(Data listing)
== == ==

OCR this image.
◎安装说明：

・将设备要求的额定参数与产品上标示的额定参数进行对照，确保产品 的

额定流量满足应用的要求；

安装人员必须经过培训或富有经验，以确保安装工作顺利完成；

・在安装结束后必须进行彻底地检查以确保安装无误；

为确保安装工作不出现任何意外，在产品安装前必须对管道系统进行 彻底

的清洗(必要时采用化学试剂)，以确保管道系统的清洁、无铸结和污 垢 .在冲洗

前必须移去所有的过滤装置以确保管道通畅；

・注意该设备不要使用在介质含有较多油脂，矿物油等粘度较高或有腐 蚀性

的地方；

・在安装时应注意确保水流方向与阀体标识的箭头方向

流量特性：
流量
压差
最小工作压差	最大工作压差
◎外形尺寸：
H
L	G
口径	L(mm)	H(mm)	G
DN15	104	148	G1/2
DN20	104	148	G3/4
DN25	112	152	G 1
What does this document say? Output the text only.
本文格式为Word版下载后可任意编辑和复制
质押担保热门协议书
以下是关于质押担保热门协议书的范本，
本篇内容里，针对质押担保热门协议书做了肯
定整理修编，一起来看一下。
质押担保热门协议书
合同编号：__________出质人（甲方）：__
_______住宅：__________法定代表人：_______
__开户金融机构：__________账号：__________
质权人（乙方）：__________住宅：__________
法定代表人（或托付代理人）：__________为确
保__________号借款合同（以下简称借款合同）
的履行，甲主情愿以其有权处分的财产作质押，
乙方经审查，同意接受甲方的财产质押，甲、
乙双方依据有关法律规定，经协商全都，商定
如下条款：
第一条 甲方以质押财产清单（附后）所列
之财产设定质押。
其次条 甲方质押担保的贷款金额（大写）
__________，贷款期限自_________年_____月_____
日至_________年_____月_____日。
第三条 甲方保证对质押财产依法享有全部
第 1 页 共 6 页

== == ==

■ **Given problem**:
Locate the word "this" in the data above. Copy every line carrying it.

■ **The solution**:
OCR this image.
What does this document say? Output the text only.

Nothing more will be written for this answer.